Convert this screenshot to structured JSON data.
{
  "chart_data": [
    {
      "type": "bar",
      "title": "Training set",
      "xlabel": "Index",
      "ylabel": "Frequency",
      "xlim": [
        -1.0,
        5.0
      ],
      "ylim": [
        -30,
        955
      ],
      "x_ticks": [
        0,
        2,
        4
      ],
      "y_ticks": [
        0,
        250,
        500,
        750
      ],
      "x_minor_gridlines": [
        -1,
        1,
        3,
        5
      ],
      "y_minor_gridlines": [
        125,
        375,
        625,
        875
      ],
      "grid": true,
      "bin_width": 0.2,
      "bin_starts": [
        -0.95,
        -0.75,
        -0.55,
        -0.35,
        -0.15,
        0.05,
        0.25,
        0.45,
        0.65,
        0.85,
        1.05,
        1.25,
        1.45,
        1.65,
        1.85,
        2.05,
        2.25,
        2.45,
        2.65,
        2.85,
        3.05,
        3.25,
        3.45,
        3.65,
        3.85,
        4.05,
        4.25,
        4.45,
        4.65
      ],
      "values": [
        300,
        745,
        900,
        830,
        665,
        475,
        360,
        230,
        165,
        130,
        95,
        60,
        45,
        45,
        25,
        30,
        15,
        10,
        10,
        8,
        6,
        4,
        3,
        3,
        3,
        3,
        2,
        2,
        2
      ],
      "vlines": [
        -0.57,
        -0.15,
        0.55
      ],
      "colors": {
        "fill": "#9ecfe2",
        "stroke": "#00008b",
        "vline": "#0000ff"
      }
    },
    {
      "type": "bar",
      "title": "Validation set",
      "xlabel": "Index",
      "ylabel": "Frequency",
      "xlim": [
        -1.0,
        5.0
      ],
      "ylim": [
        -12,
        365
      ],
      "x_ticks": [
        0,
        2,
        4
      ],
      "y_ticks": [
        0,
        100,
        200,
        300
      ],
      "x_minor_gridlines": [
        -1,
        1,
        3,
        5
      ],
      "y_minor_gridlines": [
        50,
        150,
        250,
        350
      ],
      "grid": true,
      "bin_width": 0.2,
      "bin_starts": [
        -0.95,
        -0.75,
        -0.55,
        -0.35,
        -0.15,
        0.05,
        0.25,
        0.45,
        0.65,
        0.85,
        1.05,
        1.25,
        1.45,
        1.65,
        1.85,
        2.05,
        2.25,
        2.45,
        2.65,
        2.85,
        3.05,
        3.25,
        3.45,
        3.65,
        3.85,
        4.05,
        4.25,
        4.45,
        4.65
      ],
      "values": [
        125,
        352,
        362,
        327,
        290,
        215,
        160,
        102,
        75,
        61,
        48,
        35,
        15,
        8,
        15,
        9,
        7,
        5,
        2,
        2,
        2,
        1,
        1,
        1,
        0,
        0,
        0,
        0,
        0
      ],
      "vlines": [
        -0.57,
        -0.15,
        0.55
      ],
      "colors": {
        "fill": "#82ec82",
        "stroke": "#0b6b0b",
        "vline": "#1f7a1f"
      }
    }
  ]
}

#####

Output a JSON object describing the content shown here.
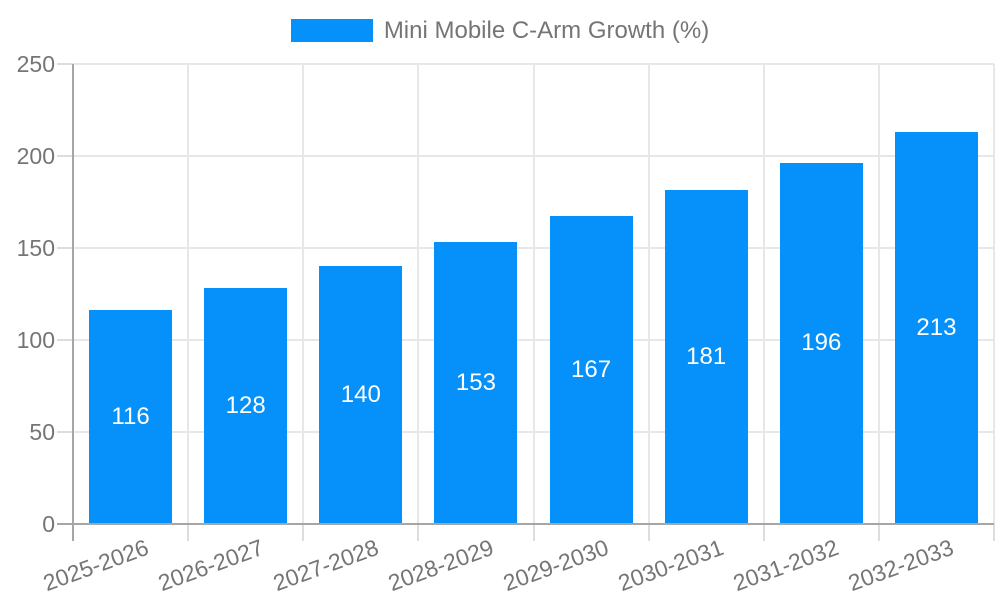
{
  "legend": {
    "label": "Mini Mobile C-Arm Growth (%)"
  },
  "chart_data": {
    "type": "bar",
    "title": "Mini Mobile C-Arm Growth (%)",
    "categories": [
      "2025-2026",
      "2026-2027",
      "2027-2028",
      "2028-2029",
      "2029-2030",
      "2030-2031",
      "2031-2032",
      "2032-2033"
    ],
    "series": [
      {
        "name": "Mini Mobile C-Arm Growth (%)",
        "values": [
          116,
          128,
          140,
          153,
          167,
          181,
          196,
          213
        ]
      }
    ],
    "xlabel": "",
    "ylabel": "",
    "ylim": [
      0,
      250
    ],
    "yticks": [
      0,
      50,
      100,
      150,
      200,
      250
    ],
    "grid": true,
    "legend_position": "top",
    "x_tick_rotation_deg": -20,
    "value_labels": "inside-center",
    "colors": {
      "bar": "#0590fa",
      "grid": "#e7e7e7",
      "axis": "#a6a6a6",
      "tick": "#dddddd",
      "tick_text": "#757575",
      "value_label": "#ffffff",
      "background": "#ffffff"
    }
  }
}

#####

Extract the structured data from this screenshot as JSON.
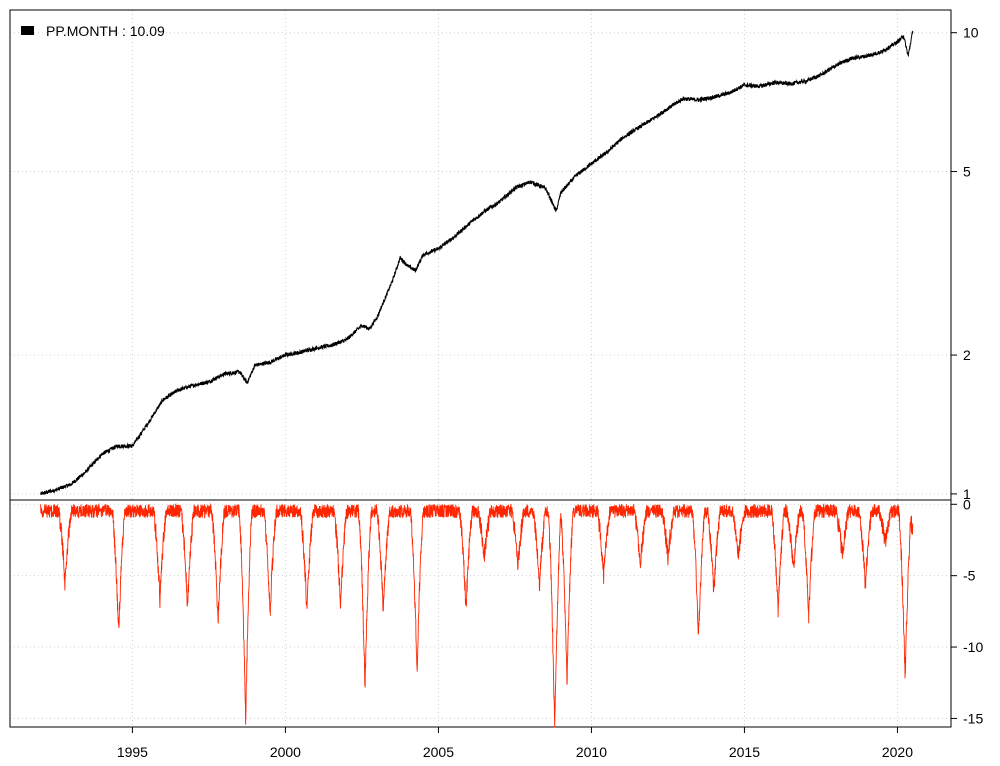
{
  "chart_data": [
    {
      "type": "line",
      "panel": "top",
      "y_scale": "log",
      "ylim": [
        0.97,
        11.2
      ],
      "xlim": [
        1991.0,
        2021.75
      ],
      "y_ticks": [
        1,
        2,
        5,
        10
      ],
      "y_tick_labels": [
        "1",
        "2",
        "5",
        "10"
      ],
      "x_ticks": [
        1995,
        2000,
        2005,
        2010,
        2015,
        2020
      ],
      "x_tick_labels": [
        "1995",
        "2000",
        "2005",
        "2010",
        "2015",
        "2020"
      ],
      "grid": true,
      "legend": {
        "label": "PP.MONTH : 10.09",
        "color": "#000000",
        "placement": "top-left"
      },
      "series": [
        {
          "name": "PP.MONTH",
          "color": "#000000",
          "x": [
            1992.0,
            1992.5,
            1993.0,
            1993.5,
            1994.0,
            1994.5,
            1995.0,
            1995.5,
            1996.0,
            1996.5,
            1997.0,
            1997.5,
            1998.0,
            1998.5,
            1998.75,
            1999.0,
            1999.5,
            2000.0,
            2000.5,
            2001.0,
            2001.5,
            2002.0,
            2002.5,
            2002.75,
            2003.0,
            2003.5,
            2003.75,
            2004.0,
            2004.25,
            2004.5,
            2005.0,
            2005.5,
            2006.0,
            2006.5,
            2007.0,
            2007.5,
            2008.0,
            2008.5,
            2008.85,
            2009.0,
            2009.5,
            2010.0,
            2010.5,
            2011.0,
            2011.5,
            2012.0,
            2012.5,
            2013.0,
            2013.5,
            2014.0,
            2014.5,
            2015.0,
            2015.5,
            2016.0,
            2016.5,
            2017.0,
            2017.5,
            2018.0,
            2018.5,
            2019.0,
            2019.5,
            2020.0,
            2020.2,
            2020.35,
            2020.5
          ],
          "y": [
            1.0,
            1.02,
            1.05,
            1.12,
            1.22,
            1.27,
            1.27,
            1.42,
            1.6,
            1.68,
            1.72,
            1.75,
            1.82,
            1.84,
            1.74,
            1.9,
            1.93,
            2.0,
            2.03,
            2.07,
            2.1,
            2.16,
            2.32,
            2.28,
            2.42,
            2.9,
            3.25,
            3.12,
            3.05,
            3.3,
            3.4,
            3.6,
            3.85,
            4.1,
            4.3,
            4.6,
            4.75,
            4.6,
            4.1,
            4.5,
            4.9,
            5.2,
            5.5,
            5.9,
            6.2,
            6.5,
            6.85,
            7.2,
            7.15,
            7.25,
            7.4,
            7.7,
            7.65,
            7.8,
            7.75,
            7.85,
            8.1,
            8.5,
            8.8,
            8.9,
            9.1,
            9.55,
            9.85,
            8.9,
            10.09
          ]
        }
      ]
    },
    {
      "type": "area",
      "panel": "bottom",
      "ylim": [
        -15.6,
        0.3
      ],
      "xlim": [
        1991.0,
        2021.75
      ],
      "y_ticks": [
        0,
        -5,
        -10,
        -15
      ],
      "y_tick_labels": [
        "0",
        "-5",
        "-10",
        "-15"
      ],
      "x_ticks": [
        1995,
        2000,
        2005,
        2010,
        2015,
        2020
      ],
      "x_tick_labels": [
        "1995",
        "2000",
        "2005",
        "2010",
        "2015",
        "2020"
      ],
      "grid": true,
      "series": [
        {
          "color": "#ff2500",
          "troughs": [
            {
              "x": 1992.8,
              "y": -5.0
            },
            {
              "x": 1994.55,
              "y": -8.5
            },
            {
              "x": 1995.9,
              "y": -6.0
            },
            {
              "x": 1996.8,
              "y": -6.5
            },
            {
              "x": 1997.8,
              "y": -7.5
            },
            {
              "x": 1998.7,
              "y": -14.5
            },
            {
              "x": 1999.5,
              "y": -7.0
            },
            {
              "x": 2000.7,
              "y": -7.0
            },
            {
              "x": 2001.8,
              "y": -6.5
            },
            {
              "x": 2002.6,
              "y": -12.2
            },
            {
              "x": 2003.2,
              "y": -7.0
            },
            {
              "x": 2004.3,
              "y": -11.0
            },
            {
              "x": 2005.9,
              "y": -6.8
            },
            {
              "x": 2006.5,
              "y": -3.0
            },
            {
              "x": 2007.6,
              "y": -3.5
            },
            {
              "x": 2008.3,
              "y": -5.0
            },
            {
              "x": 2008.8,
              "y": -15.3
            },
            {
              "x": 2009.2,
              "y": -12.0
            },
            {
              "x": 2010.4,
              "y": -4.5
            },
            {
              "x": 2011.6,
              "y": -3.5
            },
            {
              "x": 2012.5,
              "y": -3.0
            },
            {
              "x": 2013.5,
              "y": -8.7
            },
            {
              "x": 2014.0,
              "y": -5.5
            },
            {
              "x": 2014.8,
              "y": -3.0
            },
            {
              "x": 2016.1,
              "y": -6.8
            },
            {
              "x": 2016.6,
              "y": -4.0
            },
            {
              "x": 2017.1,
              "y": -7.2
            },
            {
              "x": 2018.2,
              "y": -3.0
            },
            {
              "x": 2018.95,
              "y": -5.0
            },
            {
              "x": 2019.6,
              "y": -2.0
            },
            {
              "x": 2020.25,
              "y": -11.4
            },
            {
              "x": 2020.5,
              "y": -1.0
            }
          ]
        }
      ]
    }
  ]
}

#####

### WORK TO BE COMPLETED
Among the lines of the data above, count those holding "this" and state only the number.

### FULL RESPONSE
2